Exercise task:
Copy the entries below exactly. Images do not belong in the copy.

Supplied material:

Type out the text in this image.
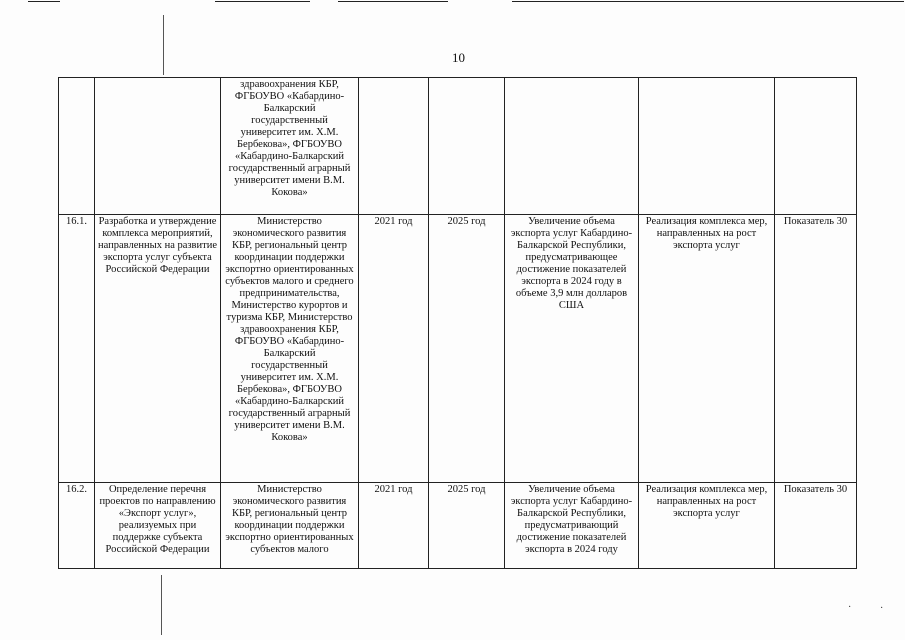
10
		здравоохранения КБР, ФГБОУВО «Кабардино-Балкарский государственный университет им. Х.М. Бербекова», ФГБОУВО «Кабардино-Балкарский государственный аграрный университет имени В.М. Кокова»					
16.1.	Разработка и утверждение комплекса мероприятий, направленных на развитие экспорта услуг субъекта Российской Федерации	Министерство экономического развития КБР, региональный центр координации поддержки экспортно ориентированных субъектов малого и среднего предпринимательства, Министерство курортов и туризма КБР, Министерство здравоохранения КБР, ФГБОУВО «Кабардино-Балкарский государственный университет им. Х.М. Бербекова», ФГБОУВО «Кабардино-Балкарский государственный аграрный университет имени В.М. Кокова»	2021 год	2025 год	Увеличение объема экспорта услуг Кабардино-Балкарской Республики, предусматривающее достижение показателей экспорта в 2024 году в объеме 3,9 млн долларов США	Реализация комплекса мер, направленных на рост экспорта услуг	Показатель 30
16.2.	Определение перечня проектов по направлению «Экспорт услуг», реализуемых при поддержке субъекта Российской Федерации	Министерство экономического развития КБР, региональный центр координации поддержки экспортно ориентированных субъектов малого	2021 год	2025 год	Увеличение объема экспорта услуг Кабардино-Балкарской Республики, предусматривающий достижение показателей экспорта в 2024 году	Реализация комплекса мер, направленных на рост экспорта услуг	Показатель 30
·	·
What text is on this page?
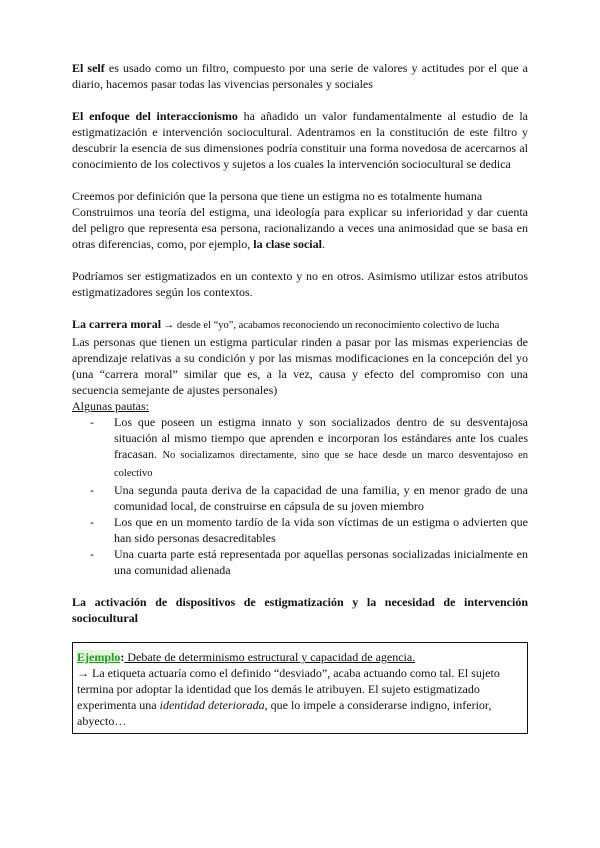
El self es usado como un filtro, compuesto por una serie de valores y actitudes por el que a diario, hacemos pasar todas las vivencias personales y sociales

El enfoque del interaccionismo ha añadido un valor fundamentalmente al estudio de la estigmatización e intervención sociocultural. Adentramos en la constitución de este filtro y descubrir la esencia de sus dimensiones podría constituir una forma novedosa de acercarnos al conocimiento de los colectivos y sujetos a los cuales la intervención sociocultural se dedica

Creemos por definición que la persona que tiene un estigma no es totalmente humana

Construimos una teoría del estigma, una ideología para explicar su inferioridad y dar cuenta del peligro que representa esa persona, racionalizando a veces una animosidad que se basa en otras diferencias, como, por ejemplo, la clase social.

Podríamos ser estigmatizados en un contexto y no en otros. Asimismo utilizar estos atributos estigmatizadores según los contextos.

La carrera moral → desde el “yo”, acabamos reconociendo un reconocimiento colectivo de lucha

Las personas que tienen un estigma particular rinden a pasar por las mismas experiencias de aprendizaje relativas a su condición y por las mismas modificaciones en la concepción del yo (una “carrera moral” similar que es, a la vez, causa y efecto del compromiso con una secuencia semejante de ajustes personales)

Algunas pautas:

- Los que poseen un estigma innato y son socializados dentro de su desventajosa situación al mismo tiempo que aprenden e incorporan los estándares ante los cuales fracasan. No socializamos directamente, sino que se hace desde un marco desventajoso en colectivo
- Una segunda pauta deriva de la capacidad de una familia, y en menor grado de una comunidad local, de construirse en cápsula de su joven miembro
- Los que en un momento tardío de la vida son víctimas de un estigma o advierten que han sido personas desacreditables
- Una cuarta parte está representada por aquellas personas socializadas inicialmente en una comunidad alienada

La activación de dispositivos de estigmatización y la necesidad de intervención sociocultural

Ejemplo: Debate de determinismo estructural y capacidad de agencia.

→ La etiqueta actuaría como el definido “desviado”, acaba actuando como tal. El sujeto termina por adoptar la identidad que los demás le atribuyen. El sujeto estigmatizado experimenta una identidad deteriorada, que lo impele a considerarse indigno, inferior, abyecto…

The result:
Type out the text in this image.
10
		здравоохранения КБР, ФГБОУВО «Кабардино-Балкарский государственный университет им. Х.М. Бербекова», ФГБОУВО «Кабардино-Балкарский государственный аграрный университет имени В.М. Кокова»					
16.1.	Разработка и утверждение комплекса мероприятий, направленных на развитие экспорта услуг субъекта Российской Федерации	Министерство экономического развития КБР, региональный центр координации поддержки экспортно ориентированных субъектов малого и среднего предпринимательства, Министерство курортов и туризма КБР, Министерство здравоохранения КБР, ФГБОУВО «Кабардино-Балкарский государственный университет им. Х.М. Бербекова», ФГБОУВО «Кабардино-Балкарский государственный аграрный университет имени В.М. Кокова»	2021 год	2025 год	Увеличение объема экспорта услуг Кабардино-Балкарской Республики, предусматривающее достижение показателей экспорта в 2024 году в объеме 3,9 млн долларов США	Реализация комплекса мер, направленных на рост экспорта услуг	Показатель 30
16.2.	Определение перечня проектов по направлению «Экспорт услуг», реализуемых при поддержке субъекта Российской Федерации	Министерство экономического развития КБР, региональный центр координации поддержки экспортно ориентированных субъектов малого	2021 год	2025 год	Увеличение объема экспорта услуг Кабардино-Балкарской Республики, предусматривающий достижение показателей экспорта в 2024 году	Реализация комплекса мер, направленных на рост экспорта услуг	Показатель 30
·	·
What text is on this page?
El self es usado como un filtro, compuesto por una serie de valores y actitudes por el que a diario, hacemos pasar todas las vivencias personales y sociales

El enfoque del interaccionismo ha añadido un valor fundamentalmente al estudio de la estigmatización e intervención sociocultural. Adentramos en la constitución de este filtro y descubrir la esencia de sus dimensiones podría constituir una forma novedosa de acercarnos al conocimiento de los colectivos y sujetos a los cuales la intervención sociocultural se dedica

Creemos por definición que la persona que tiene un estigma no es totalmente humana

Construimos una teoría del estigma, una ideología para explicar su inferioridad y dar cuenta del peligro que representa esa persona, racionalizando a veces una animosidad que se basa en otras diferencias, como, por ejemplo, la clase social.

Podríamos ser estigmatizados en un contexto y no en otros. Asimismo utilizar estos atributos estigmatizadores según los contextos.

La carrera moral → desde el “yo”, acabamos reconociendo un reconocimiento colectivo de lucha

Las personas que tienen un estigma particular rinden a pasar por las mismas experiencias de aprendizaje relativas a su condición y por las mismas modificaciones en la concepción del yo (una “carrera moral” similar que es, a la vez, causa y efecto del compromiso con una secuencia semejante de ajustes personales)

Algunas pautas:

- Los que poseen un estigma innato y son socializados dentro de su desventajosa situación al mismo tiempo que aprenden e incorporan los estándares ante los cuales fracasan. No socializamos directamente, sino que se hace desde un marco desventajoso en colectivo
- Una segunda pauta deriva de la capacidad de una familia, y en menor grado de una comunidad local, de construirse en cápsula de su joven miembro
- Los que en un momento tardío de la vida son víctimas de un estigma o advierten que han sido personas desacreditables
- Una cuarta parte está representada por aquellas personas socializadas inicialmente en una comunidad alienada

La activación de dispositivos de estigmatización y la necesidad de intervención sociocultural

Ejemplo: Debate de determinismo estructural y capacidad de agencia.

→ La etiqueta actuaría como el definido “desviado”, acaba actuando como tal. El sujeto termina por adoptar la identidad que los demás le atribuyen. El sujeto estigmatizado experimenta una identidad deteriorada, que lo impele a considerarse indigno, inferior, abyecto…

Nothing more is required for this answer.